* start *

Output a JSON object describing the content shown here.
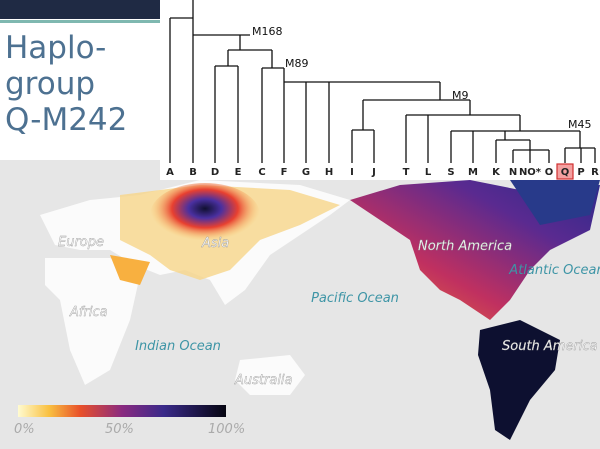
{
  "title": {
    "lines": [
      "Haplo-",
      "group",
      "Q-M242"
    ]
  },
  "tree": {
    "leaves": [
      "A",
      "B",
      "D",
      "E",
      "C",
      "F",
      "G",
      "H",
      "I",
      "J",
      "T",
      "L",
      "S",
      "M",
      "K",
      "N",
      "NO*",
      "O",
      "Q",
      "P",
      "R"
    ],
    "nodes": [
      "M168",
      "M89",
      "M9",
      "M45"
    ]
  },
  "map": {
    "labels": [
      "Europe",
      "Asia",
      "Africa",
      "Indian Ocean",
      "Australia",
      "Pacific Ocean",
      "North America",
      "Atlantic Ocean",
      "South America"
    ]
  },
  "legend": {
    "labels": [
      "0%",
      "50%",
      "100%"
    ]
  }
}
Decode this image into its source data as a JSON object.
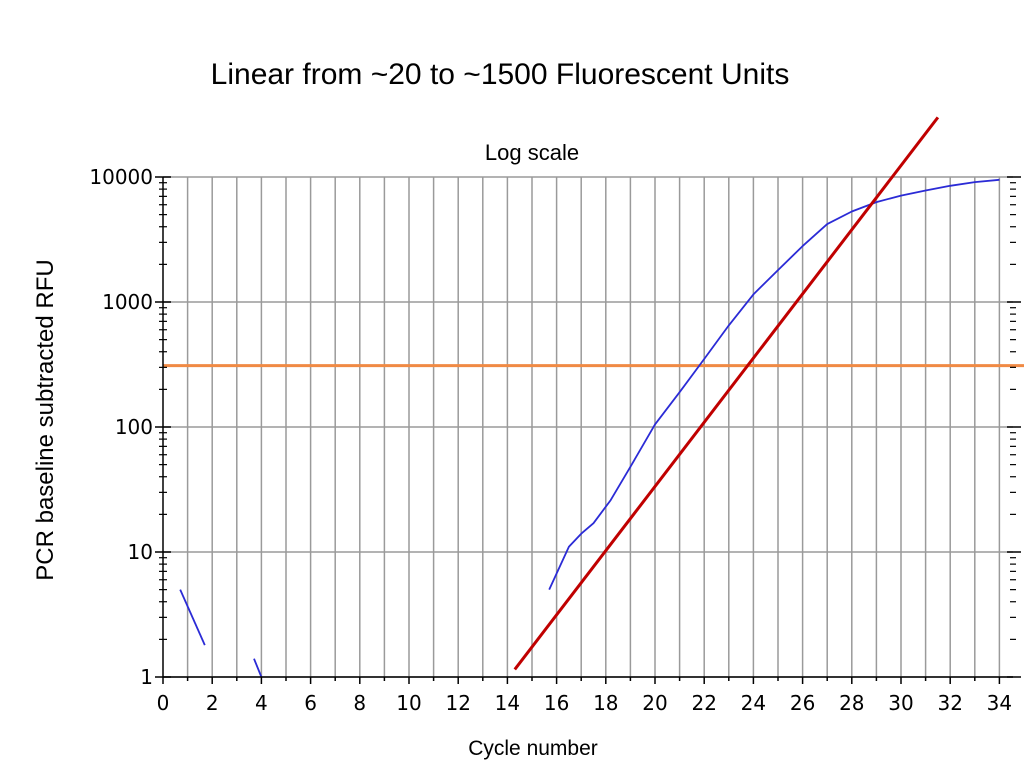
{
  "colors": {
    "grid": "#9a9a9a",
    "axis": "#000000",
    "curve": "#2b2bd6",
    "threshold": "#f08a44",
    "fit_line": "#c00000"
  },
  "chart_data": {
    "type": "line",
    "slide_title": "Linear from ~20 to ~1500 Fluorescent Units",
    "title": "Log scale",
    "xlabel": "Cycle number",
    "ylabel": "PCR baseline subtracted RFU",
    "yscale": "log",
    "xlim": [
      0,
      35
    ],
    "ylim": [
      1,
      10000
    ],
    "grid": true,
    "xticks": [
      0,
      2,
      4,
      6,
      8,
      10,
      12,
      14,
      16,
      18,
      20,
      22,
      24,
      26,
      28,
      30,
      32,
      34
    ],
    "yticks": [
      1,
      10,
      100,
      1000,
      10000
    ],
    "series": [
      {
        "role": "amplification-curve",
        "segments": [
          [
            [
              0.7,
              5
            ],
            [
              1.7,
              1.8
            ]
          ],
          [
            [
              3.7,
              1.4
            ],
            [
              4.0,
              1.0
            ]
          ],
          [
            [
              15.7,
              5
            ],
            [
              16.5,
              11
            ],
            [
              17.0,
              14
            ],
            [
              17.5,
              17
            ],
            [
              18.2,
              26
            ],
            [
              19.0,
              48
            ],
            [
              20.0,
              105
            ],
            [
              21.0,
              190
            ],
            [
              22.0,
              350
            ],
            [
              23.0,
              650
            ],
            [
              24.0,
              1150
            ],
            [
              25.0,
              1800
            ],
            [
              26.0,
              2800
            ],
            [
              27.0,
              4200
            ],
            [
              28.0,
              5300
            ],
            [
              29.0,
              6300
            ],
            [
              30.0,
              7100
            ],
            [
              31.0,
              7800
            ],
            [
              32.0,
              8500
            ],
            [
              33.0,
              9100
            ],
            [
              34.0,
              9500
            ]
          ]
        ]
      },
      {
        "role": "threshold",
        "y": 310
      },
      {
        "role": "exponential-fit",
        "points": [
          [
            14.3,
            1.15
          ],
          [
            31.5,
            30000
          ]
        ]
      }
    ]
  }
}
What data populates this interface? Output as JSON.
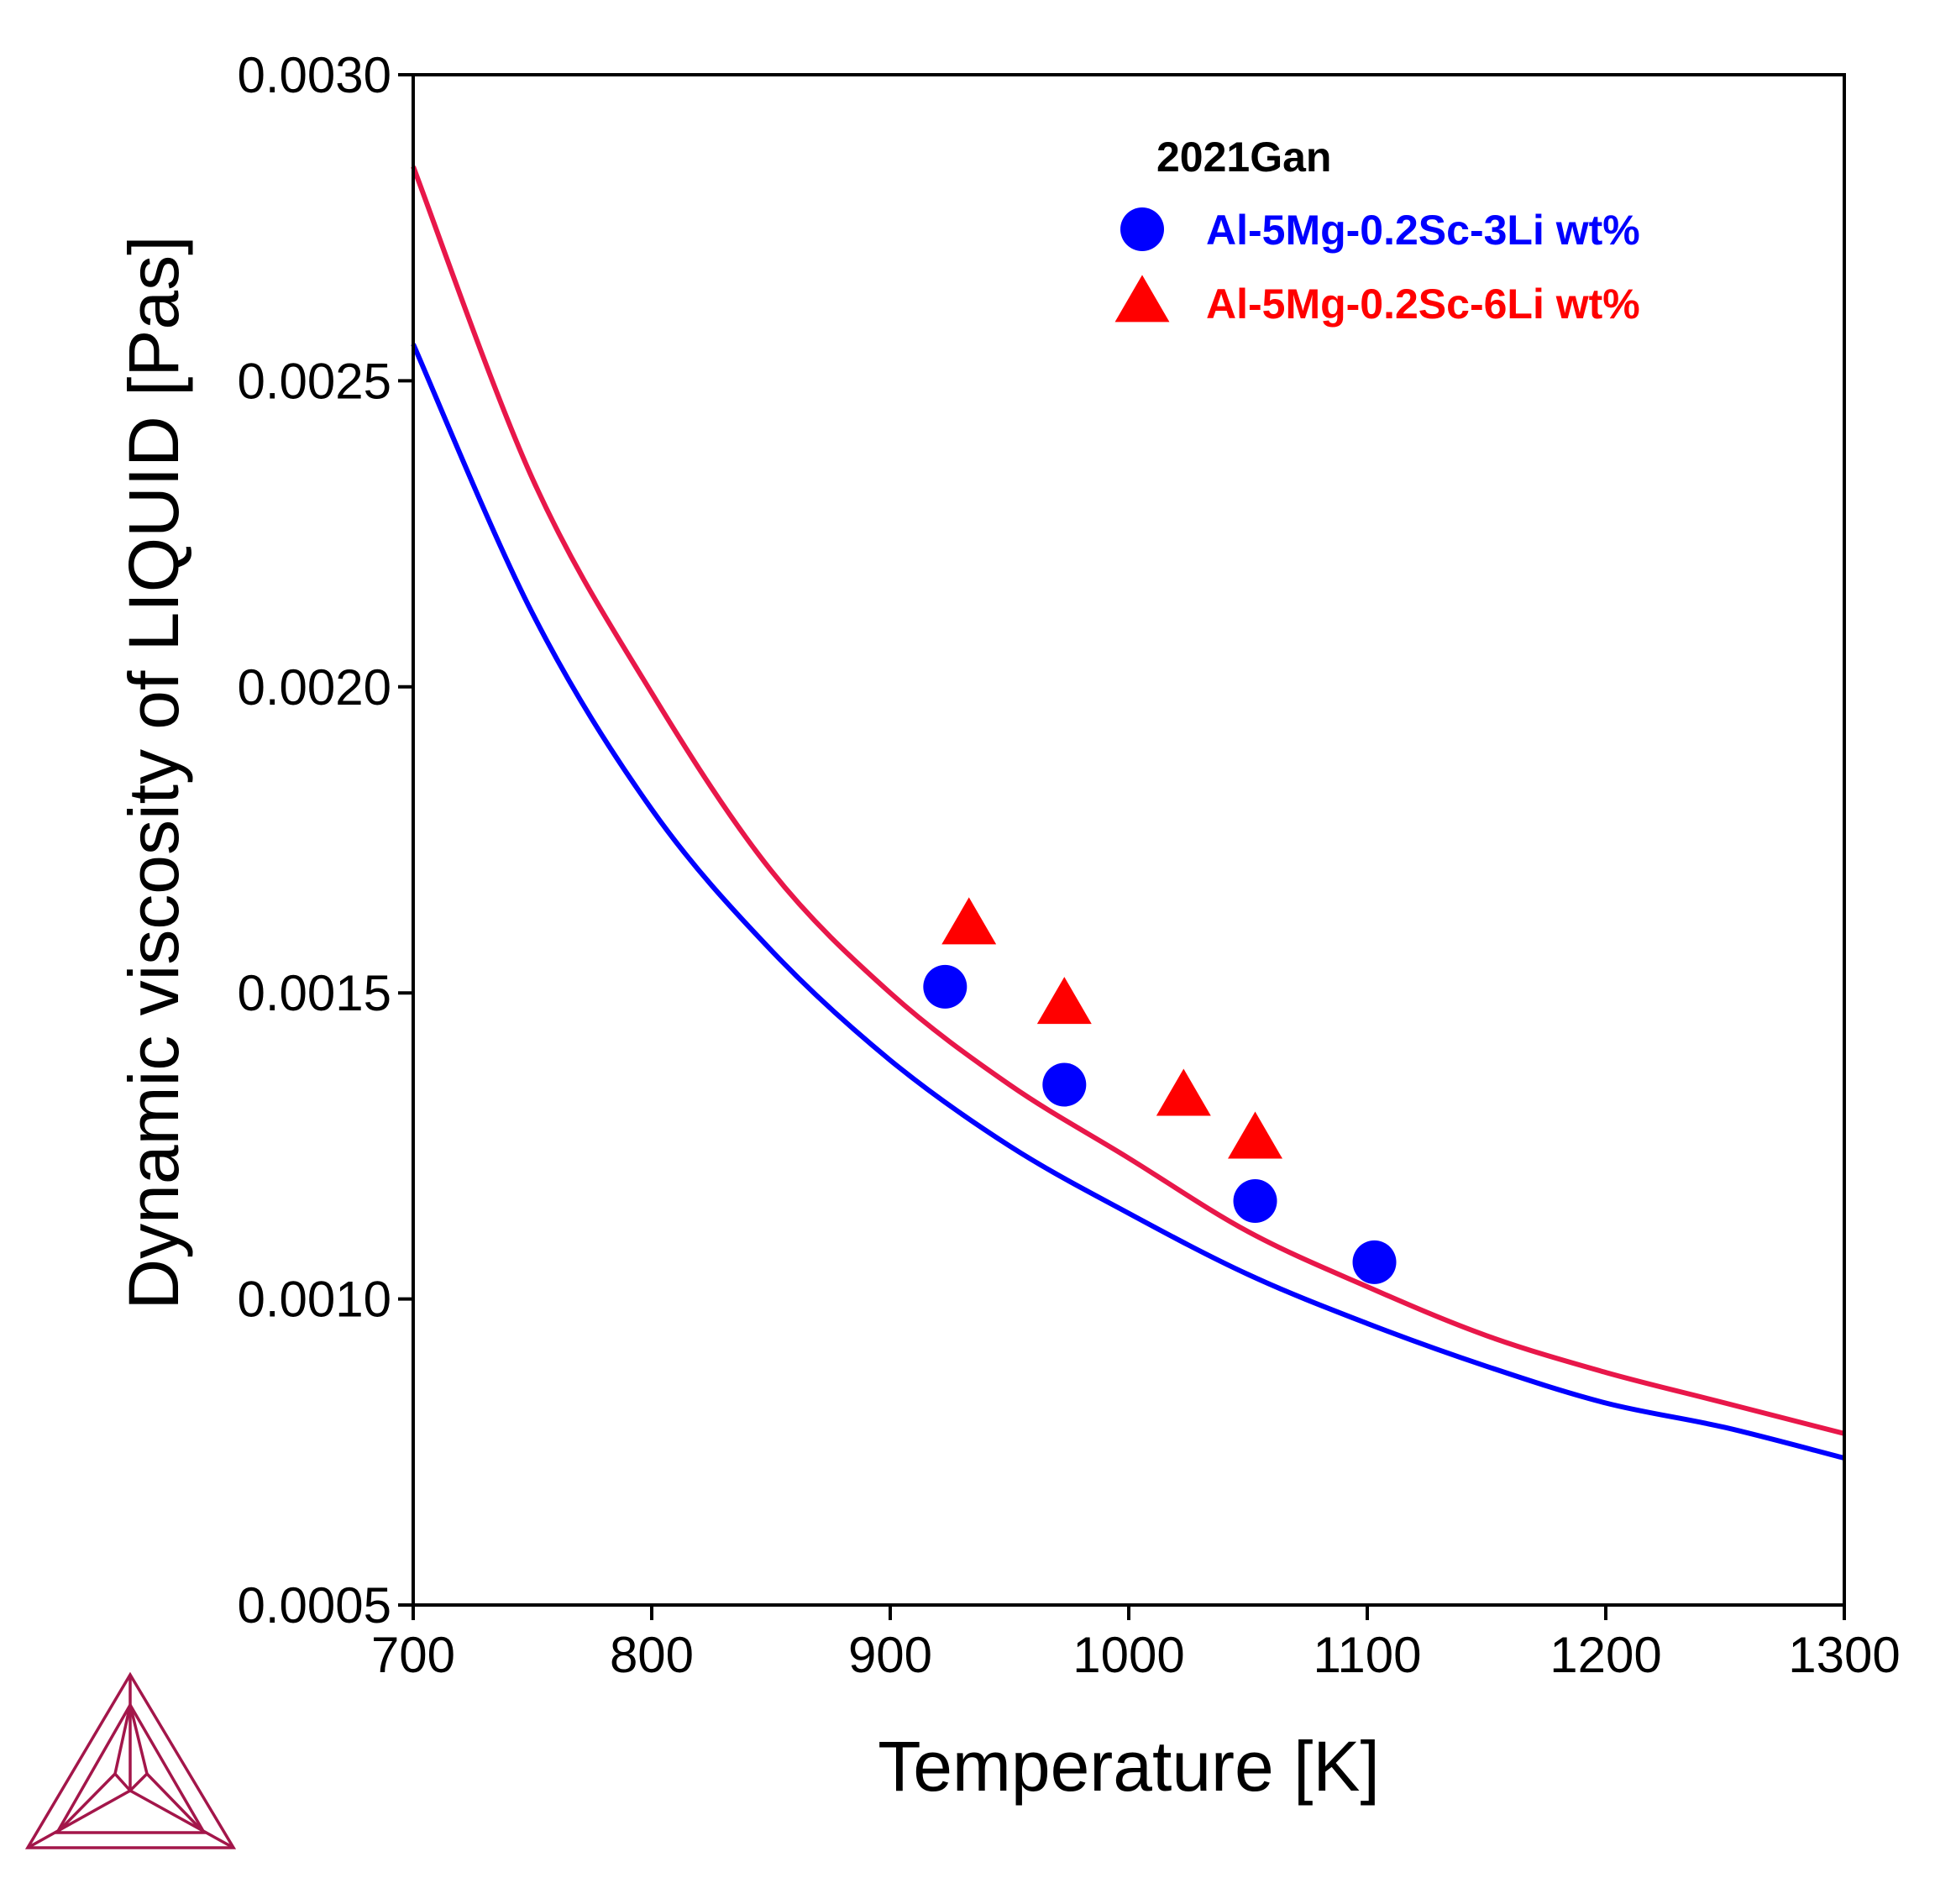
{
  "chart_data": {
    "type": "scatter",
    "xlabel": "Temperature [K]",
    "ylabel": "Dynamic viscosity of LIQUID [Pas]",
    "xlim": [
      700,
      1300
    ],
    "ylim": [
      0.0005,
      0.003
    ],
    "x_ticks": [
      "700",
      "800",
      "900",
      "1000",
      "1100",
      "1200",
      "1300"
    ],
    "y_ticks": [
      "0.0005",
      "0.0010",
      "0.0015",
      "0.0020",
      "0.0025",
      "0.0030"
    ],
    "x_tick_values": [
      700,
      800,
      900,
      1000,
      1100,
      1200,
      1300
    ],
    "y_tick_values": [
      0.0005,
      0.001,
      0.0015,
      0.002,
      0.0025,
      0.003
    ],
    "grid": false,
    "legend": {
      "title": "2021Gan",
      "placement": "top-right",
      "entries": [
        {
          "label": "Al-5Mg-0.2Sc-3Li wt%",
          "color": "#0000ff",
          "marker": "circle"
        },
        {
          "label": "Al-5Mg-0.2Sc-6Li wt%",
          "color": "#ff0000",
          "marker": "triangle"
        }
      ]
    },
    "series": [
      {
        "kind": "line",
        "color": "#0000ff",
        "x": [
          700,
          750,
          800,
          850,
          900,
          950,
          1000,
          1050,
          1100,
          1150,
          1200,
          1250,
          1300
        ],
        "y": [
          0.00256,
          0.00212,
          0.0018,
          0.00157,
          0.00139,
          0.00125,
          0.00114,
          0.00104,
          0.00096,
          0.00089,
          0.00083,
          0.00079,
          0.00074
        ]
      },
      {
        "kind": "line",
        "color": "#e8174a",
        "x": [
          700,
          750,
          800,
          850,
          900,
          950,
          1000,
          1050,
          1100,
          1150,
          1200,
          1250,
          1300
        ],
        "y": [
          0.00285,
          0.00234,
          0.00199,
          0.0017,
          0.0015,
          0.00135,
          0.00123,
          0.00111,
          0.00102,
          0.00094,
          0.00088,
          0.00083,
          0.00078
        ]
      },
      {
        "kind": "scatter",
        "marker": "circle",
        "color": "#0000ff",
        "x": [
          923,
          973,
          1053,
          1103
        ],
        "y": [
          0.00151,
          0.00135,
          0.00116,
          0.00106
        ]
      },
      {
        "kind": "scatter",
        "marker": "triangle",
        "color": "#ff0000",
        "x": [
          933,
          973,
          1023,
          1053
        ],
        "y": [
          0.00161,
          0.00148,
          0.00133,
          0.00126
        ]
      }
    ]
  },
  "logo": {
    "name": "triangle-logo-icon",
    "color": "#a3164a"
  }
}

* end *

▸ What to do:
Locate all lines holding the word "marker", then copy them out.

▸ Output:
          "marker": "circle"
          "marker": "triangle"
        "marker": "circle",
        "marker": "triangle",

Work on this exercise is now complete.